YOUR INSTRUCTIONS - Write out the listing below again, precisely as it is given.

+++ GIVEN DATA +++

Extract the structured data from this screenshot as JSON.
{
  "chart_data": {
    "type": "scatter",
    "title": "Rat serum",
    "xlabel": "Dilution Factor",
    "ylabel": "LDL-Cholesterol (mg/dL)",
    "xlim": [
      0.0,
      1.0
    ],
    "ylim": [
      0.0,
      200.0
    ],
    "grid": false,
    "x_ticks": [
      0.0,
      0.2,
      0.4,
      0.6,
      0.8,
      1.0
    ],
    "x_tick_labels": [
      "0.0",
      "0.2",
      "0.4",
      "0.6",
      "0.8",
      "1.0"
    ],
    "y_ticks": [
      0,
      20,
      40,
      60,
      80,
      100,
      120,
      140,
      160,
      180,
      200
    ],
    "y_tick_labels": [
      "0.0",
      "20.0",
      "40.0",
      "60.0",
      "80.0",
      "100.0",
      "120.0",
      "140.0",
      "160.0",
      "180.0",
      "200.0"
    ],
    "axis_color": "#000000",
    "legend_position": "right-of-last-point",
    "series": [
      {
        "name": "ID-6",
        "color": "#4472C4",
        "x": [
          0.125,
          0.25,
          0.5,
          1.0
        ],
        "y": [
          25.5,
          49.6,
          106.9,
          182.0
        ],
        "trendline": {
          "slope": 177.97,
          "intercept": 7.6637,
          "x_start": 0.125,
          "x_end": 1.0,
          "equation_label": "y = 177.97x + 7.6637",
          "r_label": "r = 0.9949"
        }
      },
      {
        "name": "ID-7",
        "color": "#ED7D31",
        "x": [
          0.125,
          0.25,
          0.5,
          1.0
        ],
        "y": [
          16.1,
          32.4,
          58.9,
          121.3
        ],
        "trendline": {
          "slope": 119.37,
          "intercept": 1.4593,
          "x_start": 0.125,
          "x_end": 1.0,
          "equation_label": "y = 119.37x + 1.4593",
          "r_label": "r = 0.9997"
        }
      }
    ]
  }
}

+++

TASK OUTPUT -
Extract the structured data from this screenshot as JSON.
{
  "chart_data": {
    "type": "scatter",
    "title": "Rat serum",
    "xlabel": "Dilution Factor",
    "ylabel": "LDL-Cholesterol (mg/dL)",
    "xlim": [
      0.0,
      1.0
    ],
    "ylim": [
      0.0,
      200.0
    ],
    "grid": false,
    "x_ticks": [
      0.0,
      0.2,
      0.4,
      0.6,
      0.8,
      1.0
    ],
    "x_tick_labels": [
      "0.0",
      "0.2",
      "0.4",
      "0.6",
      "0.8",
      "1.0"
    ],
    "y_ticks": [
      0,
      20,
      40,
      60,
      80,
      100,
      120,
      140,
      160,
      180,
      200
    ],
    "y_tick_labels": [
      "0.0",
      "20.0",
      "40.0",
      "60.0",
      "80.0",
      "100.0",
      "120.0",
      "140.0",
      "160.0",
      "180.0",
      "200.0"
    ],
    "axis_color": "#000000",
    "legend_position": "right-of-last-point",
    "series": [
      {
        "name": "ID-6",
        "color": "#4472C4",
        "x": [
          0.125,
          0.25,
          0.5,
          1.0
        ],
        "y": [
          25.5,
          49.6,
          106.9,
          182.0
        ],
        "trendline": {
          "slope": 177.97,
          "intercept": 7.6637,
          "x_start": 0.125,
          "x_end": 1.0,
          "equation_label": "y = 177.97x + 7.6637",
          "r_label": "r = 0.9949"
        }
      },
      {
        "name": "ID-7",
        "color": "#ED7D31",
        "x": [
          0.125,
          0.25,
          0.5,
          1.0
        ],
        "y": [
          16.1,
          32.4,
          58.9,
          121.3
        ],
        "trendline": {
          "slope": 119.37,
          "intercept": 1.4593,
          "x_start": 0.125,
          "x_end": 1.0,
          "equation_label": "y = 119.37x + 1.4593",
          "r_label": "r = 0.9997"
        }
      }
    ]
  }
}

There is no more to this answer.